## PROVIDED PASSAGE

↓↓↓

Except, there was nothing "pre-capitalist" about China in the 20th century, and to say that China was "backward" ignores the decisive effects of combined and uneven development. China exhibited modern phenomena (one of my favourite examples is the fact that the first cinema in Shanghai opened only five years after the first large cinema opened in San Francisco, along with the fact that Shanghai was also home to the largest textile mill in the world by 1930) as a result of imperialist penetration, but these modern phenomena existed alongside and intersected with various forms of underdevelopment. It was precisely because of the condition of combined and uneven development that China was able to exhibit a radical working-class movement throughout the main part of the 1920s, which was centered around Shanghai and the southern port cities of Canton and Hong Kong, and, through the May 30th Movement of 1925, created incipient forms of Soviet power. The formation and success of Maoism was not the result of China being universally and straightforwardly backward, it was a result of the changed strategic situation of the CPC after 1927, when the party found itself in the countryside as a result of the collapse of the Comintern-sponsored first united front.
tanklv
9th August 2011, 03:56
I was gonna say both, but for his immediate cause, he was a hero and a success - he did after all succeed in throwing off the colonial yoke of the European and US imperialists, as well as gaining independance from a new form of coersion from the Soviet Union.
The fact that his revolution has given way to a capatalist/communist/socialist blend, it would have to be considered ultimately a failure.
His brutal forced relocation of competant burocrats and professionals to farm the countryside was extremely bad judgement, and on the border of criminal - it set back China for decades.
But the story is not yet over...
Jizzing over chinas economic advancement is like boasting over pinochets "advancement"
The case is a little different however. To my best knowledge on Chile, Pinochet decreased inflation but the standard of living dropped drastically. Mao actually improved standard of living for people (if they were alive to see it). I think a better example would be people fetishising over Hitler's "economic advancement".
Agent Equality
9th August 2011, 09:25
He was a revolutionary flop as is his doctrine.
Kiev Communard
9th August 2011, 17:52
To my mind, Mao Zedong was a great bourgeois revolutionary (in a sense of preparing the ground for extensive capitalist development) but nothing spectacular from a proletarian point of view, as he derailed what could have become a truly proletarian revolution (i.e. the 1966-1969 events, usually known as "Cultural Revolution") into senseless attacks against a handful of liberal intellectuals and his own political adversaries in the CCP. The death toll from his government's disastrous "speed-up" modernisation policies of the "Great Leap Forward" should not be forgotten either.
RED DAVE
9th August 2011, 17:58
Ia capatalist/communist/socialist blendNo such thing.
It's capitalism.

↑↑↑

## TASK ITEM
Continue the forum discussion about Mao Zedong and China, picking up after its final line. The items have no connection to the forum discussion about Mao Zedong.

## SUPPLIED DATA
↓↓↓

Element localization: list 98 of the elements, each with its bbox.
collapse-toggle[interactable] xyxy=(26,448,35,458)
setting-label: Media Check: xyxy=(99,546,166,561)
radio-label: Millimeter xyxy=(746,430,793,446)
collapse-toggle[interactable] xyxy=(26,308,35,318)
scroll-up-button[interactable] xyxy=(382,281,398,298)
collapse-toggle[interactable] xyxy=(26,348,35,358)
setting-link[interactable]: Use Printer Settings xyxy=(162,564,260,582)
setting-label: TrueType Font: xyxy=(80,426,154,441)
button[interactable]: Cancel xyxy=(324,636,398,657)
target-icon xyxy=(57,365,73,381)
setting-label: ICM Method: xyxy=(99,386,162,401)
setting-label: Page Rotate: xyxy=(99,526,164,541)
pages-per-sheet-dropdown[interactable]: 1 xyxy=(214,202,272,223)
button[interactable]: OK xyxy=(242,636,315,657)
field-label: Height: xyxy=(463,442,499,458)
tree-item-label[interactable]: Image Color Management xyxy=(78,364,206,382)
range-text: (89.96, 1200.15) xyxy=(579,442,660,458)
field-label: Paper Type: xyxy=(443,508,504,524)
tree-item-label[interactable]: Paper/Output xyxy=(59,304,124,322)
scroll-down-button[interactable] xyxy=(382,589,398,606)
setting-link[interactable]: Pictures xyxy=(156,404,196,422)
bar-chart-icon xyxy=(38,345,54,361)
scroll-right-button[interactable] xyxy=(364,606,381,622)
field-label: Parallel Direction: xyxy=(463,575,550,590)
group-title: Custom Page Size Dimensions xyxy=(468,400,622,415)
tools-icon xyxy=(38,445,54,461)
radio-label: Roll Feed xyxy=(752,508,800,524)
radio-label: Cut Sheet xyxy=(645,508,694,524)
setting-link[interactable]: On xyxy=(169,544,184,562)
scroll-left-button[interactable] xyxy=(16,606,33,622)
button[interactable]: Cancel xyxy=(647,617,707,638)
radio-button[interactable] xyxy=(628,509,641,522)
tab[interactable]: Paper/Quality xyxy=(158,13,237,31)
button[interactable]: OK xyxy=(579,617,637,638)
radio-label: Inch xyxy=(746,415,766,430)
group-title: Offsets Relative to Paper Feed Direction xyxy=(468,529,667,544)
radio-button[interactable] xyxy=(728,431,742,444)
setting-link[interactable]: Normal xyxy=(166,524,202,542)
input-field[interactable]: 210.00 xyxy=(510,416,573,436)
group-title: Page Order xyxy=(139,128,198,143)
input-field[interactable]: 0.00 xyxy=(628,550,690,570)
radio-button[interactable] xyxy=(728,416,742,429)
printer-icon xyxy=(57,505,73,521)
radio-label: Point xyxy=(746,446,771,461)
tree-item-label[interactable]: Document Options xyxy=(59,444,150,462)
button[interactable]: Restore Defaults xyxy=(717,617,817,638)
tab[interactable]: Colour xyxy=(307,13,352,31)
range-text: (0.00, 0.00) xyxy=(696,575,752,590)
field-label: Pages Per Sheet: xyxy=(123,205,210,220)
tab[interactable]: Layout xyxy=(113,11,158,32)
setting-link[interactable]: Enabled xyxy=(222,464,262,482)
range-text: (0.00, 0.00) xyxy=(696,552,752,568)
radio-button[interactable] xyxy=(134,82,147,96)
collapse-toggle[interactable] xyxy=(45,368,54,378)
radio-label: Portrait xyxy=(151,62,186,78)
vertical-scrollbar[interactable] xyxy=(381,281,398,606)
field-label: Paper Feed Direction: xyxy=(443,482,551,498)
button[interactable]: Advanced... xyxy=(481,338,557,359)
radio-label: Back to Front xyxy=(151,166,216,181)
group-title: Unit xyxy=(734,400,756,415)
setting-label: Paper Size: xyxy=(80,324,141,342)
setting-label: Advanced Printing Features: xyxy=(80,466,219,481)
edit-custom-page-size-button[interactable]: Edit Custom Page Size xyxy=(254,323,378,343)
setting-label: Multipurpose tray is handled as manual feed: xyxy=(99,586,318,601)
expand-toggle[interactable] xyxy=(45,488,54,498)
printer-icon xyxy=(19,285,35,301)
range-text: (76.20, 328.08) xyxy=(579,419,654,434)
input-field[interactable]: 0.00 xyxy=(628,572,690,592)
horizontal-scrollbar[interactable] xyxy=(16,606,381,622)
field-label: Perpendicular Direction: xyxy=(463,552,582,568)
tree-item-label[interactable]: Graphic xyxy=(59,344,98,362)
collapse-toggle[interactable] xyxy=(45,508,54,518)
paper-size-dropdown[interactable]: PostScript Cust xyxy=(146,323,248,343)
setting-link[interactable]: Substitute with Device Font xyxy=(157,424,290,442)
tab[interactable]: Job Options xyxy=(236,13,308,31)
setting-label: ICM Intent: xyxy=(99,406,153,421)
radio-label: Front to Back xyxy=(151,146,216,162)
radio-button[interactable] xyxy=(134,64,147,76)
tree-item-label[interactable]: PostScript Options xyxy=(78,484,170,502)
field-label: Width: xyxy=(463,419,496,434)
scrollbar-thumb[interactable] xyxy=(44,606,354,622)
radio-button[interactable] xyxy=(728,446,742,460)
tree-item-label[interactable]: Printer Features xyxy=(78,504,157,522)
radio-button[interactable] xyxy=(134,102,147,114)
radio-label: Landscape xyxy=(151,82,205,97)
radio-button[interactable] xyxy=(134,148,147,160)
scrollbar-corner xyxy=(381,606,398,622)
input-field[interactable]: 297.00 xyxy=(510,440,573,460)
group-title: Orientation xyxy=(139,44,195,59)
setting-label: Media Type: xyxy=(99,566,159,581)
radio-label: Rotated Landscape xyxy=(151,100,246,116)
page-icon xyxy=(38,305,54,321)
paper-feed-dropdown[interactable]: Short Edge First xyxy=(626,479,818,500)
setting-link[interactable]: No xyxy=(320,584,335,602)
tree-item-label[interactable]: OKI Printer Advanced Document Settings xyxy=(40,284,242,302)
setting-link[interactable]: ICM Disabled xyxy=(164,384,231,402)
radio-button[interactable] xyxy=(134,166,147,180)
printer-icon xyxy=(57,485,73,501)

↑↑↑

## ANSWER BELOW
RED DAVE
CHE with an AK
9th August 2011, 19:11
Like many of the notable revolutionaries that some of the perfectionist left like to criticize, Mao has the unenviable position of being someone who actually carried through in a revolution and did what was necessary to keep it from being overturned by the assortment of capitalist and reactionary jackals that exist in real life – but are missing from most theoretical ivory towers.
When you are actually the one on the ground battling regional war lords, imperialist mercenaries, oligarchs and their private armies, capitalist reactionaries, fascists, leftist dissenters who collaborate with your enemies etc – it is amazing how fast the kumbaya drum circle breaks down and counterrevolutionaries have to start being imprisoned or shot.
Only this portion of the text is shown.